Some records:

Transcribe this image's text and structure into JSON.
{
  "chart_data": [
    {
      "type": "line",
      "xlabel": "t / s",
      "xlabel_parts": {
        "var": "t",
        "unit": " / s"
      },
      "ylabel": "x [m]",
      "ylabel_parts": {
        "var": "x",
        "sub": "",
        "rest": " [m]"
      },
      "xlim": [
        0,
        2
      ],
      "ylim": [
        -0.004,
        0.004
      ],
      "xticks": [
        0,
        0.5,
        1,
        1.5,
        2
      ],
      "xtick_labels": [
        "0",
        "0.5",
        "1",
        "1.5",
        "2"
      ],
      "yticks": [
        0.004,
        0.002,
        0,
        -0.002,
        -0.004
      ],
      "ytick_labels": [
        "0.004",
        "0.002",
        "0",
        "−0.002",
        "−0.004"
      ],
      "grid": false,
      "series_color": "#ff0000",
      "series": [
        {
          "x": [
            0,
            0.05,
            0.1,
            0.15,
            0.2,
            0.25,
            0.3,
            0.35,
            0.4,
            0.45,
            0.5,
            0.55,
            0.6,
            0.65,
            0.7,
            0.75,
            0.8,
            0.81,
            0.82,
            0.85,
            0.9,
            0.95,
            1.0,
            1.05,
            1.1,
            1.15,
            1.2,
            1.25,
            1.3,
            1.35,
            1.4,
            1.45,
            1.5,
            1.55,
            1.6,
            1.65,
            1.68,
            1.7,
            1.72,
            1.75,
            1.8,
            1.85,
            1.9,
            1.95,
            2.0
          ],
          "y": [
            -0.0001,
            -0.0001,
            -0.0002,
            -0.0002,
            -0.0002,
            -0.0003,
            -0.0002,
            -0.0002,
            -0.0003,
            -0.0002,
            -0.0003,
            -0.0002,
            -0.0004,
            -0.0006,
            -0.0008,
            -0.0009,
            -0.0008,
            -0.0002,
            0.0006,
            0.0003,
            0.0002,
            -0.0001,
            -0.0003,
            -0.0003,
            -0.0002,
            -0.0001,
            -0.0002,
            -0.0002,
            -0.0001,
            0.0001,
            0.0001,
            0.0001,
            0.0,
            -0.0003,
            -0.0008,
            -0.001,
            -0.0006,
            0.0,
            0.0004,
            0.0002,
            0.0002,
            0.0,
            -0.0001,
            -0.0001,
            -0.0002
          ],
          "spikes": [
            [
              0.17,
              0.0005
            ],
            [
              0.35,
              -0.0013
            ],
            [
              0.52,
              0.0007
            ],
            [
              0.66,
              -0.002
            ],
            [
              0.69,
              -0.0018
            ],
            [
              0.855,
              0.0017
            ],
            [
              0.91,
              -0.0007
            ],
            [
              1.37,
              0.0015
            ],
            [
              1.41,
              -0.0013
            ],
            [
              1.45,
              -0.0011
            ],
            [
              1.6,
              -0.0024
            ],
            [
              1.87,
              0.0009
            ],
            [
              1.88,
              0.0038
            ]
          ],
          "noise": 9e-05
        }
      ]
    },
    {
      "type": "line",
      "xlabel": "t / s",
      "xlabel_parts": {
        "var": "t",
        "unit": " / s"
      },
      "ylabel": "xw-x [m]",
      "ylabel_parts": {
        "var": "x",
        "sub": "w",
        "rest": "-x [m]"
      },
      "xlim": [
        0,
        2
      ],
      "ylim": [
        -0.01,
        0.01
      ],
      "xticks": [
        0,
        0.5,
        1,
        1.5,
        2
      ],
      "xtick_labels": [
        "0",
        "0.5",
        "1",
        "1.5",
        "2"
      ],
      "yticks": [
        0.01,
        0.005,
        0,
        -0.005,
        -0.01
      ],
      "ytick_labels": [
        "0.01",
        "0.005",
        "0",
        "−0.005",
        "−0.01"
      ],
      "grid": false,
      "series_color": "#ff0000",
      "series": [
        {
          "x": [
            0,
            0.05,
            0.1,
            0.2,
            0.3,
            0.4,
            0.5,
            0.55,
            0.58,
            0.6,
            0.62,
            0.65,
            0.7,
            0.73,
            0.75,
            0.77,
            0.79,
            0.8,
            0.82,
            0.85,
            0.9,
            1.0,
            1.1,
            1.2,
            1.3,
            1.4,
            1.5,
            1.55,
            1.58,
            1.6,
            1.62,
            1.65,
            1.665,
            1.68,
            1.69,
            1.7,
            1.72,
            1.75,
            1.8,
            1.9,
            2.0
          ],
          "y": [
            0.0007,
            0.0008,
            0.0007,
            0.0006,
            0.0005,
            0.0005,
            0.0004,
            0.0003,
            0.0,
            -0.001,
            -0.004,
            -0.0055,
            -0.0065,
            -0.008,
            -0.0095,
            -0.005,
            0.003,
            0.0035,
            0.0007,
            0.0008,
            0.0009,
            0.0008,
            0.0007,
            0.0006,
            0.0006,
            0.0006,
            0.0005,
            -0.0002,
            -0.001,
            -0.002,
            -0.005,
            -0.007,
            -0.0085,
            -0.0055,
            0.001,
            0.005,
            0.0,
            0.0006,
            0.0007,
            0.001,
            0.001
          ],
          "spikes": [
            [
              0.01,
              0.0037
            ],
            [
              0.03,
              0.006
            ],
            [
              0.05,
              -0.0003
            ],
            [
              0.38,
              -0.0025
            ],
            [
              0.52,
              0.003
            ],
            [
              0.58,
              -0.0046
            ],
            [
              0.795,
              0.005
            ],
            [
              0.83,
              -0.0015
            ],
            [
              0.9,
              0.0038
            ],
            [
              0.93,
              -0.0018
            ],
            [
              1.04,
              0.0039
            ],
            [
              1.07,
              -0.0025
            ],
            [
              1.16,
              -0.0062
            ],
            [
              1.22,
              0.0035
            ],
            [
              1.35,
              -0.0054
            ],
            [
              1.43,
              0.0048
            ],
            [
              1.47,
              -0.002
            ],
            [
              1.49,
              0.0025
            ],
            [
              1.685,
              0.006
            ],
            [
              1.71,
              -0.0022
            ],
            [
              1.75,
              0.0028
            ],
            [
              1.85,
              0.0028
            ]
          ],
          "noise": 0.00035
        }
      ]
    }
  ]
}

Exercise instructions: Copy all the lines, exactly.

Response:
Transcribe this image's text and structure into JSON.
{
  "chart_data": [
    {
      "type": "line",
      "xlabel": "t / s",
      "xlabel_parts": {
        "var": "t",
        "unit": " / s"
      },
      "ylabel": "x [m]",
      "ylabel_parts": {
        "var": "x",
        "sub": "",
        "rest": " [m]"
      },
      "xlim": [
        0,
        2
      ],
      "ylim": [
        -0.004,
        0.004
      ],
      "xticks": [
        0,
        0.5,
        1,
        1.5,
        2
      ],
      "xtick_labels": [
        "0",
        "0.5",
        "1",
        "1.5",
        "2"
      ],
      "yticks": [
        0.004,
        0.002,
        0,
        -0.002,
        -0.004
      ],
      "ytick_labels": [
        "0.004",
        "0.002",
        "0",
        "−0.002",
        "−0.004"
      ],
      "grid": false,
      "series_color": "#ff0000",
      "series": [
        {
          "x": [
            0,
            0.05,
            0.1,
            0.15,
            0.2,
            0.25,
            0.3,
            0.35,
            0.4,
            0.45,
            0.5,
            0.55,
            0.6,
            0.65,
            0.7,
            0.75,
            0.8,
            0.81,
            0.82,
            0.85,
            0.9,
            0.95,
            1.0,
            1.05,
            1.1,
            1.15,
            1.2,
            1.25,
            1.3,
            1.35,
            1.4,
            1.45,
            1.5,
            1.55,
            1.6,
            1.65,
            1.68,
            1.7,
            1.72,
            1.75,
            1.8,
            1.85,
            1.9,
            1.95,
            2.0
          ],
          "y": [
            -0.0001,
            -0.0001,
            -0.0002,
            -0.0002,
            -0.0002,
            -0.0003,
            -0.0002,
            -0.0002,
            -0.0003,
            -0.0002,
            -0.0003,
            -0.0002,
            -0.0004,
            -0.0006,
            -0.0008,
            -0.0009,
            -0.0008,
            -0.0002,
            0.0006,
            0.0003,
            0.0002,
            -0.0001,
            -0.0003,
            -0.0003,
            -0.0002,
            -0.0001,
            -0.0002,
            -0.0002,
            -0.0001,
            0.0001,
            0.0001,
            0.0001,
            0.0,
            -0.0003,
            -0.0008,
            -0.001,
            -0.0006,
            0.0,
            0.0004,
            0.0002,
            0.0002,
            0.0,
            -0.0001,
            -0.0001,
            -0.0002
          ],
          "spikes": [
            [
              0.17,
              0.0005
            ],
            [
              0.35,
              -0.0013
            ],
            [
              0.52,
              0.0007
            ],
            [
              0.66,
              -0.002
            ],
            [
              0.69,
              -0.0018
            ],
            [
              0.855,
              0.0017
            ],
            [
              0.91,
              -0.0007
            ],
            [
              1.37,
              0.0015
            ],
            [
              1.41,
              -0.0013
            ],
            [
              1.45,
              -0.0011
            ],
            [
              1.6,
              -0.0024
            ],
            [
              1.87,
              0.0009
            ],
            [
              1.88,
              0.0038
            ]
          ],
          "noise": 9e-05
        }
      ]
    },
    {
      "type": "line",
      "xlabel": "t / s",
      "xlabel_parts": {
        "var": "t",
        "unit": " / s"
      },
      "ylabel": "xw-x [m]",
      "ylabel_parts": {
        "var": "x",
        "sub": "w",
        "rest": "-x [m]"
      },
      "xlim": [
        0,
        2
      ],
      "ylim": [
        -0.01,
        0.01
      ],
      "xticks": [
        0,
        0.5,
        1,
        1.5,
        2
      ],
      "xtick_labels": [
        "0",
        "0.5",
        "1",
        "1.5",
        "2"
      ],
      "yticks": [
        0.01,
        0.005,
        0,
        -0.005,
        -0.01
      ],
      "ytick_labels": [
        "0.01",
        "0.005",
        "0",
        "−0.005",
        "−0.01"
      ],
      "grid": false,
      "series_color": "#ff0000",
      "series": [
        {
          "x": [
            0,
            0.05,
            0.1,
            0.2,
            0.3,
            0.4,
            0.5,
            0.55,
            0.58,
            0.6,
            0.62,
            0.65,
            0.7,
            0.73,
            0.75,
            0.77,
            0.79,
            0.8,
            0.82,
            0.85,
            0.9,
            1.0,
            1.1,
            1.2,
            1.3,
            1.4,
            1.5,
            1.55,
            1.58,
            1.6,
            1.62,
            1.65,
            1.665,
            1.68,
            1.69,
            1.7,
            1.72,
            1.75,
            1.8,
            1.9,
            2.0
          ],
          "y": [
            0.0007,
            0.0008,
            0.0007,
            0.0006,
            0.0005,
            0.0005,
            0.0004,
            0.0003,
            0.0,
            -0.001,
            -0.004,
            -0.0055,
            -0.0065,
            -0.008,
            -0.0095,
            -0.005,
            0.003,
            0.0035,
            0.0007,
            0.0008,
            0.0009,
            0.0008,
            0.0007,
            0.0006,
            0.0006,
            0.0006,
            0.0005,
            -0.0002,
            -0.001,
            -0.002,
            -0.005,
            -0.007,
            -0.0085,
            -0.0055,
            0.001,
            0.005,
            0.0,
            0.0006,
            0.0007,
            0.001,
            0.001
          ],
          "spikes": [
            [
              0.01,
              0.0037
            ],
            [
              0.03,
              0.006
            ],
            [
              0.05,
              -0.0003
            ],
            [
              0.38,
              -0.0025
            ],
            [
              0.52,
              0.003
            ],
            [
              0.58,
              -0.0046
            ],
            [
              0.795,
              0.005
            ],
            [
              0.83,
              -0.0015
            ],
            [
              0.9,
              0.0038
            ],
            [
              0.93,
              -0.0018
            ],
            [
              1.04,
              0.0039
            ],
            [
              1.07,
              -0.0025
            ],
            [
              1.16,
              -0.0062
            ],
            [
              1.22,
              0.0035
            ],
            [
              1.35,
              -0.0054
            ],
            [
              1.43,
              0.0048
            ],
            [
              1.47,
              -0.002
            ],
            [
              1.49,
              0.0025
            ],
            [
              1.685,
              0.006
            ],
            [
              1.71,
              -0.0022
            ],
            [
              1.75,
              0.0028
            ],
            [
              1.85,
              0.0028
            ]
          ],
          "noise": 0.00035
        }
      ]
    }
  ]
}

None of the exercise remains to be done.